Start Exercise input
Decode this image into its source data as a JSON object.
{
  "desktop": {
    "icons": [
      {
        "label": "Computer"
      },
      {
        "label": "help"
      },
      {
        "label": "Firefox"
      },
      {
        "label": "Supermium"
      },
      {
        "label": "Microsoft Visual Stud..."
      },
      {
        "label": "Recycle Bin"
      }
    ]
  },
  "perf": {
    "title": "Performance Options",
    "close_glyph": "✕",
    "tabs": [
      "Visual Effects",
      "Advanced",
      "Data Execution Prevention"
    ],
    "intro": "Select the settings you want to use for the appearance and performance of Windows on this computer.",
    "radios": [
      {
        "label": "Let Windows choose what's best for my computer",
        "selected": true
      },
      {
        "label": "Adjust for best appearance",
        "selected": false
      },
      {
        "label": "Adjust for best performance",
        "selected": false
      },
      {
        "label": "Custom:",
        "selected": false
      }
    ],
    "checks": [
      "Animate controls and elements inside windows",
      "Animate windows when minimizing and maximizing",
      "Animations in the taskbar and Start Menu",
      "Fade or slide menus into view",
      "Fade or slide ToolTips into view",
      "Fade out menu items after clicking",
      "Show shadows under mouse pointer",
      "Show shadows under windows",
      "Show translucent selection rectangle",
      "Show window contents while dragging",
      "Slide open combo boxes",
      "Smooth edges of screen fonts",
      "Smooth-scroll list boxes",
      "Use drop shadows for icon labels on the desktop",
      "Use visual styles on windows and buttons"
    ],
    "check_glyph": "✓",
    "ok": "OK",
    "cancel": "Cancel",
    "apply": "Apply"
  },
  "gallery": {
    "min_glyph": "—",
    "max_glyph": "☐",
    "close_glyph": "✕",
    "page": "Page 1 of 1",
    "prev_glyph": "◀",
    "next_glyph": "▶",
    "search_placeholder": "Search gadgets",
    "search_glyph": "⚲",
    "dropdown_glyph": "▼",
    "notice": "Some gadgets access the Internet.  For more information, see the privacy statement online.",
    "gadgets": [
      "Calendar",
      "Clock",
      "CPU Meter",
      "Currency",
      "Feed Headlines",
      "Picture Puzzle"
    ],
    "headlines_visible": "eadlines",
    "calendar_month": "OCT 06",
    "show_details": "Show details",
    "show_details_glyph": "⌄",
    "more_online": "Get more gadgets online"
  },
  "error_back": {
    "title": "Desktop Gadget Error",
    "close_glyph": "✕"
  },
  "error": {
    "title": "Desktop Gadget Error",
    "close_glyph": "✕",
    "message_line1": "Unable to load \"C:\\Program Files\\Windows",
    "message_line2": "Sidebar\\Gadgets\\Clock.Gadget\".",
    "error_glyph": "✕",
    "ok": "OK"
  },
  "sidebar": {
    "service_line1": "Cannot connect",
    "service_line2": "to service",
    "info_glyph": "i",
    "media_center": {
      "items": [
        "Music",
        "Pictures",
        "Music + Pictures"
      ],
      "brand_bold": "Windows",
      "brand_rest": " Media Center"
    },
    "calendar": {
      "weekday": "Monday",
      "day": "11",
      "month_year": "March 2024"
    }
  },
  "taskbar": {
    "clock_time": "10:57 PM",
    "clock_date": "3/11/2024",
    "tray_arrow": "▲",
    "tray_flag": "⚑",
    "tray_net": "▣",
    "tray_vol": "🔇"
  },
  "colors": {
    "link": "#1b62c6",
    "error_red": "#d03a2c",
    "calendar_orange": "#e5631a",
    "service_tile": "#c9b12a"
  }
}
End Exercise input
Problem details: Could you quote the material above in full, exactly as it stands?

Exercise solution:
Decode this image into its source data as a JSON object.
{
  "desktop": {
    "icons": [
      {
        "label": "Computer"
      },
      {
        "label": "help"
      },
      {
        "label": "Firefox"
      },
      {
        "label": "Supermium"
      },
      {
        "label": "Microsoft Visual Stud..."
      },
      {
        "label": "Recycle Bin"
      }
    ]
  },
  "perf": {
    "title": "Performance Options",
    "close_glyph": "✕",
    "tabs": [
      "Visual Effects",
      "Advanced",
      "Data Execution Prevention"
    ],
    "intro": "Select the settings you want to use for the appearance and performance of Windows on this computer.",
    "radios": [
      {
        "label": "Let Windows choose what's best for my computer",
        "selected": true
      },
      {
        "label": "Adjust for best appearance",
        "selected": false
      },
      {
        "label": "Adjust for best performance",
        "selected": false
      },
      {
        "label": "Custom:",
        "selected": false
      }
    ],
    "checks": [
      "Animate controls and elements inside windows",
      "Animate windows when minimizing and maximizing",
      "Animations in the taskbar and Start Menu",
      "Fade or slide menus into view",
      "Fade or slide ToolTips into view",
      "Fade out menu items after clicking",
      "Show shadows under mouse pointer",
      "Show shadows under windows",
      "Show translucent selection rectangle",
      "Show window contents while dragging",
      "Slide open combo boxes",
      "Smooth edges of screen fonts",
      "Smooth-scroll list boxes",
      "Use drop shadows for icon labels on the desktop",
      "Use visual styles on windows and buttons"
    ],
    "check_glyph": "✓",
    "ok": "OK",
    "cancel": "Cancel",
    "apply": "Apply"
  },
  "gallery": {
    "min_glyph": "—",
    "max_glyph": "☐",
    "close_glyph": "✕",
    "page": "Page 1 of 1",
    "prev_glyph": "◀",
    "next_glyph": "▶",
    "search_placeholder": "Search gadgets",
    "search_glyph": "⚲",
    "dropdown_glyph": "▼",
    "notice": "Some gadgets access the Internet.  For more information, see the privacy statement online.",
    "gadgets": [
      "Calendar",
      "Clock",
      "CPU Meter",
      "Currency",
      "Feed Headlines",
      "Picture Puzzle"
    ],
    "headlines_visible": "eadlines",
    "calendar_month": "OCT 06",
    "show_details": "Show details",
    "show_details_glyph": "⌄",
    "more_online": "Get more gadgets online"
  },
  "error_back": {
    "title": "Desktop Gadget Error",
    "close_glyph": "✕"
  },
  "error": {
    "title": "Desktop Gadget Error",
    "close_glyph": "✕",
    "message_line1": "Unable to load \"C:\\Program Files\\Windows",
    "message_line2": "Sidebar\\Gadgets\\Clock.Gadget\".",
    "error_glyph": "✕",
    "ok": "OK"
  },
  "sidebar": {
    "service_line1": "Cannot connect",
    "service_line2": "to service",
    "info_glyph": "i",
    "media_center": {
      "items": [
        "Music",
        "Pictures",
        "Music + Pictures"
      ],
      "brand_bold": "Windows",
      "brand_rest": " Media Center"
    },
    "calendar": {
      "weekday": "Monday",
      "day": "11",
      "month_year": "March 2024"
    }
  },
  "taskbar": {
    "clock_time": "10:57 PM",
    "clock_date": "3/11/2024",
    "tray_arrow": "▲",
    "tray_flag": "⚑",
    "tray_net": "▣",
    "tray_vol": "🔇"
  },
  "colors": {
    "link": "#1b62c6",
    "error_red": "#d03a2c",
    "calendar_orange": "#e5631a",
    "service_tile": "#c9b12a"
  }
}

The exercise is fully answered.